■ Input:
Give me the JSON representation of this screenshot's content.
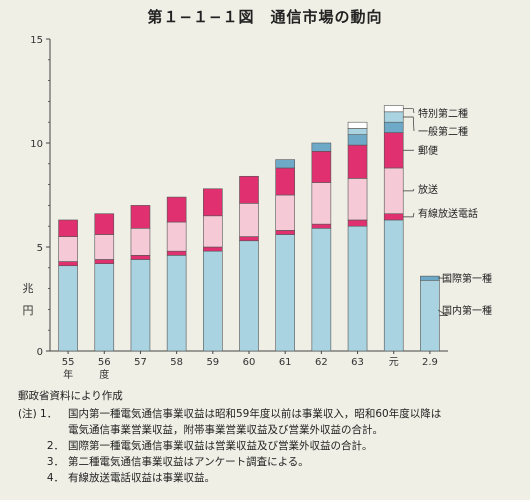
{
  "title": "第１−１−１図　通信市場の動向",
  "chart_data": {
    "type": "bar",
    "stacked": true,
    "ylabel": "兆円",
    "ylim": [
      0,
      15
    ],
    "yticks": [
      0,
      5,
      10,
      15
    ],
    "categories": [
      "55",
      "56",
      "57",
      "58",
      "59",
      "60",
      "61",
      "62",
      "63",
      "元",
      "2.9"
    ],
    "xlabel_sub": [
      "年",
      "度"
    ],
    "series": [
      {
        "name": "国内第一種",
        "color": "#a9d3e0",
        "values": [
          4.1,
          4.2,
          4.4,
          4.6,
          4.8,
          5.3,
          5.6,
          5.9,
          6.0,
          6.3,
          3.4
        ]
      },
      {
        "name": "有線放送電話",
        "color": "#e0306f",
        "values": [
          0.2,
          0.2,
          0.2,
          0.2,
          0.2,
          0.2,
          0.2,
          0.2,
          0.3,
          0.3,
          0
        ]
      },
      {
        "name": "放送",
        "color": "#f6c9d6",
        "values": [
          1.2,
          1.2,
          1.3,
          1.4,
          1.5,
          1.6,
          1.7,
          2.0,
          2.0,
          2.2,
          0
        ]
      },
      {
        "name": "郵便",
        "color": "#e0306f",
        "values": [
          0.8,
          1.0,
          1.1,
          1.2,
          1.3,
          1.3,
          1.3,
          1.5,
          1.6,
          1.7,
          0
        ]
      },
      {
        "name": "国際第一種",
        "color": "#6ea9c8",
        "values": [
          0,
          0,
          0,
          0,
          0,
          0,
          0.4,
          0.4,
          0.5,
          0.5,
          0.2
        ]
      },
      {
        "name": "一般第二種",
        "color": "#a9d3e0",
        "values": [
          0,
          0,
          0,
          0,
          0,
          0,
          0,
          0,
          0.3,
          0.5,
          0
        ]
      },
      {
        "name": "特別第二種",
        "color": "#ffffff",
        "values": [
          0,
          0,
          0,
          0,
          0,
          0,
          0,
          0,
          0.3,
          0.3,
          0
        ]
      }
    ],
    "legend_labels": [
      {
        "series": "特別第二種",
        "label": "特別第二種"
      },
      {
        "series": "一般第二種",
        "label": "一般第二種"
      },
      {
        "series": "郵便",
        "label": "郵便"
      },
      {
        "series": "放送",
        "label": "放送"
      },
      {
        "series": "有線放送電話",
        "label": "有線放送電話"
      }
    ],
    "last_bar_labels": [
      {
        "series": "国際第一種",
        "label": "国際第一種"
      },
      {
        "series": "国内第一種",
        "label": "国内第一種"
      }
    ]
  },
  "notes": {
    "source": "郵政省資料により作成",
    "items": [
      {
        "lead": "(注) 1．",
        "lines": [
          "国内第一種電気通信事業収益は昭和59年度以前は事業収入，昭和60年度以降は",
          "電気通信事業営業収益，附帯事業営業収益及び営業外収益の合計。"
        ]
      },
      {
        "lead": "2．",
        "lines": [
          "国際第一種電気通信事業収益は営業収益及び営業外収益の合計。"
        ]
      },
      {
        "lead": "3．",
        "lines": [
          "第二種電気通信事業収益はアンケート調査による。"
        ]
      },
      {
        "lead": "4．",
        "lines": [
          "有線放送電話収益は事業収益。"
        ]
      }
    ]
  }
}
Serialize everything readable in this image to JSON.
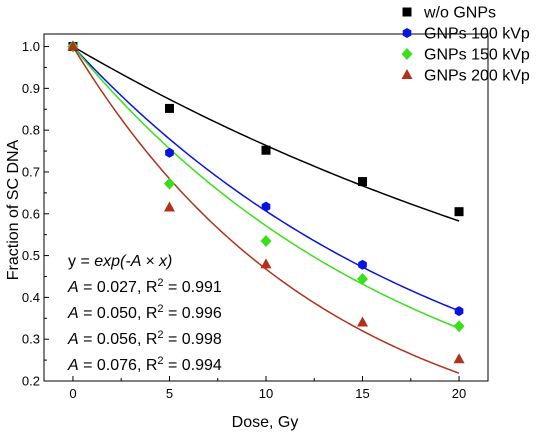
{
  "chart_data": {
    "type": "scatter",
    "title": "",
    "xlabel": "Dose, Gy",
    "ylabel": "Fraction of SC DNA",
    "xlim": [
      -1.5,
      21.5
    ],
    "ylim": [
      0.2,
      1.03
    ],
    "x_ticks": [
      0,
      5,
      10,
      15,
      20
    ],
    "y_ticks": [
      0.2,
      0.3,
      0.4,
      0.5,
      0.6,
      0.7,
      0.8,
      0.9,
      1.0
    ],
    "x_tick_labels": [
      "0",
      "5",
      "10",
      "15",
      "20"
    ],
    "y_tick_labels": [
      "0.2",
      "0.3",
      "0.4",
      "0.5",
      "0.6",
      "0.7",
      "0.8",
      "0.9",
      "1.0"
    ],
    "x": [
      0,
      5,
      10,
      15,
      20
    ],
    "grid": false,
    "legend_position": "top-right",
    "series": [
      {
        "name": "w/o GNPs",
        "marker": "square",
        "color": "#000000",
        "values": [
          1.0,
          0.852,
          0.752,
          0.677,
          0.605
        ],
        "fit_A": 0.027
      },
      {
        "name": "GNPs 100 kVp",
        "marker": "hexagon",
        "color": "#0a14e0",
        "values": [
          1.0,
          0.746,
          0.617,
          0.478,
          0.367
        ],
        "fit_A": 0.05
      },
      {
        "name": "GNPs 150 kVp",
        "marker": "diamond",
        "color": "#39e01a",
        "values": [
          1.0,
          0.672,
          0.535,
          0.444,
          0.331
        ],
        "fit_A": 0.056
      },
      {
        "name": "GNPs 200 kVp",
        "marker": "triangle",
        "color": "#b3301a",
        "values": [
          1.0,
          0.615,
          0.479,
          0.34,
          0.252
        ],
        "fit_A": 0.076
      }
    ],
    "annotations": {
      "equation": {
        "pre": "y = ",
        "func": "exp(-A × x)"
      },
      "fits": [
        {
          "A_label": "A",
          "A_value": " = 0.027, R",
          "sup": "2",
          "R2_value": " = 0.991",
          "color": "#000000"
        },
        {
          "A_label": "A",
          "A_value": " = 0.050, R",
          "sup": "2",
          "R2_value": " = 0.996",
          "color": "#0a14e0"
        },
        {
          "A_label": "A",
          "A_value": " = 0.056, R",
          "sup": "2",
          "R2_value": " = 0.998",
          "color": "#39e01a"
        },
        {
          "A_label": "A",
          "A_value": " = 0.076, R",
          "sup": "2",
          "R2_value": " = 0.994",
          "color": "#b3301a"
        }
      ]
    }
  }
}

■ Exercise prompt: Exactly reproduce each record, leaving out any pictures.

■ Result:
Give me the JSON representation of this screenshot's content.
{
  "title": "第１−１−１図　通信市場の動向",
  "chart_data": {
    "type": "bar",
    "stacked": true,
    "ylabel": "兆円",
    "ylim": [
      0,
      15
    ],
    "yticks": [
      0,
      5,
      10,
      15
    ],
    "categories": [
      "55",
      "56",
      "57",
      "58",
      "59",
      "60",
      "61",
      "62",
      "63",
      "元",
      "2.9"
    ],
    "xlabel_sub": [
      "年",
      "度"
    ],
    "series": [
      {
        "name": "国内第一種",
        "color": "#a9d3e0",
        "values": [
          4.1,
          4.2,
          4.4,
          4.6,
          4.8,
          5.3,
          5.6,
          5.9,
          6.0,
          6.3,
          3.4
        ]
      },
      {
        "name": "有線放送電話",
        "color": "#e0306f",
        "values": [
          0.2,
          0.2,
          0.2,
          0.2,
          0.2,
          0.2,
          0.2,
          0.2,
          0.3,
          0.3,
          0
        ]
      },
      {
        "name": "放送",
        "color": "#f6c9d6",
        "values": [
          1.2,
          1.2,
          1.3,
          1.4,
          1.5,
          1.6,
          1.7,
          2.0,
          2.0,
          2.2,
          0
        ]
      },
      {
        "name": "郵便",
        "color": "#e0306f",
        "values": [
          0.8,
          1.0,
          1.1,
          1.2,
          1.3,
          1.3,
          1.3,
          1.5,
          1.6,
          1.7,
          0
        ]
      },
      {
        "name": "国際第一種",
        "color": "#6ea9c8",
        "values": [
          0,
          0,
          0,
          0,
          0,
          0,
          0.4,
          0.4,
          0.5,
          0.5,
          0.2
        ]
      },
      {
        "name": "一般第二種",
        "color": "#a9d3e0",
        "values": [
          0,
          0,
          0,
          0,
          0,
          0,
          0,
          0,
          0.3,
          0.5,
          0
        ]
      },
      {
        "name": "特別第二種",
        "color": "#ffffff",
        "values": [
          0,
          0,
          0,
          0,
          0,
          0,
          0,
          0,
          0.3,
          0.3,
          0
        ]
      }
    ],
    "legend_labels": [
      {
        "series": "特別第二種",
        "label": "特別第二種"
      },
      {
        "series": "一般第二種",
        "label": "一般第二種"
      },
      {
        "series": "郵便",
        "label": "郵便"
      },
      {
        "series": "放送",
        "label": "放送"
      },
      {
        "series": "有線放送電話",
        "label": "有線放送電話"
      }
    ],
    "last_bar_labels": [
      {
        "series": "国際第一種",
        "label": "国際第一種"
      },
      {
        "series": "国内第一種",
        "label": "国内第一種"
      }
    ]
  },
  "notes": {
    "source": "郵政省資料により作成",
    "items": [
      {
        "lead": "(注) 1．",
        "lines": [
          "国内第一種電気通信事業収益は昭和59年度以前は事業収入，昭和60年度以降は",
          "電気通信事業営業収益，附帯事業営業収益及び営業外収益の合計。"
        ]
      },
      {
        "lead": "2．",
        "lines": [
          "国際第一種電気通信事業収益は営業収益及び営業外収益の合計。"
        ]
      },
      {
        "lead": "3．",
        "lines": [
          "第二種電気通信事業収益はアンケート調査による。"
        ]
      },
      {
        "lead": "4．",
        "lines": [
          "有線放送電話収益は事業収益。"
        ]
      }
    ]
  }
}
Serialize everything readable in this image to JSON.
{
  "chart_data": {
    "type": "scatter",
    "title": "",
    "xlabel": "Dose, Gy",
    "ylabel": "Fraction of SC DNA",
    "xlim": [
      -1.5,
      21.5
    ],
    "ylim": [
      0.2,
      1.03
    ],
    "x_ticks": [
      0,
      5,
      10,
      15,
      20
    ],
    "y_ticks": [
      0.2,
      0.3,
      0.4,
      0.5,
      0.6,
      0.7,
      0.8,
      0.9,
      1.0
    ],
    "x_tick_labels": [
      "0",
      "5",
      "10",
      "15",
      "20"
    ],
    "y_tick_labels": [
      "0.2",
      "0.3",
      "0.4",
      "0.5",
      "0.6",
      "0.7",
      "0.8",
      "0.9",
      "1.0"
    ],
    "x": [
      0,
      5,
      10,
      15,
      20
    ],
    "grid": false,
    "legend_position": "top-right",
    "series": [
      {
        "name": "w/o GNPs",
        "marker": "square",
        "color": "#000000",
        "values": [
          1.0,
          0.852,
          0.752,
          0.677,
          0.605
        ],
        "fit_A": 0.027
      },
      {
        "name": "GNPs 100 kVp",
        "marker": "hexagon",
        "color": "#0a14e0",
        "values": [
          1.0,
          0.746,
          0.617,
          0.478,
          0.367
        ],
        "fit_A": 0.05
      },
      {
        "name": "GNPs 150 kVp",
        "marker": "diamond",
        "color": "#39e01a",
        "values": [
          1.0,
          0.672,
          0.535,
          0.444,
          0.331
        ],
        "fit_A": 0.056
      },
      {
        "name": "GNPs 200 kVp",
        "marker": "triangle",
        "color": "#b3301a",
        "values": [
          1.0,
          0.615,
          0.479,
          0.34,
          0.252
        ],
        "fit_A": 0.076
      }
    ],
    "annotations": {
      "equation": {
        "pre": "y = ",
        "func": "exp(-A × x)"
      },
      "fits": [
        {
          "A_label": "A",
          "A_value": " = 0.027, R",
          "sup": "2",
          "R2_value": " = 0.991",
          "color": "#000000"
        },
        {
          "A_label": "A",
          "A_value": " = 0.050, R",
          "sup": "2",
          "R2_value": " = 0.996",
          "color": "#0a14e0"
        },
        {
          "A_label": "A",
          "A_value": " = 0.056, R",
          "sup": "2",
          "R2_value": " = 0.998",
          "color": "#39e01a"
        },
        {
          "A_label": "A",
          "A_value": " = 0.076, R",
          "sup": "2",
          "R2_value": " = 0.994",
          "color": "#b3301a"
        }
      ]
    }
  }
}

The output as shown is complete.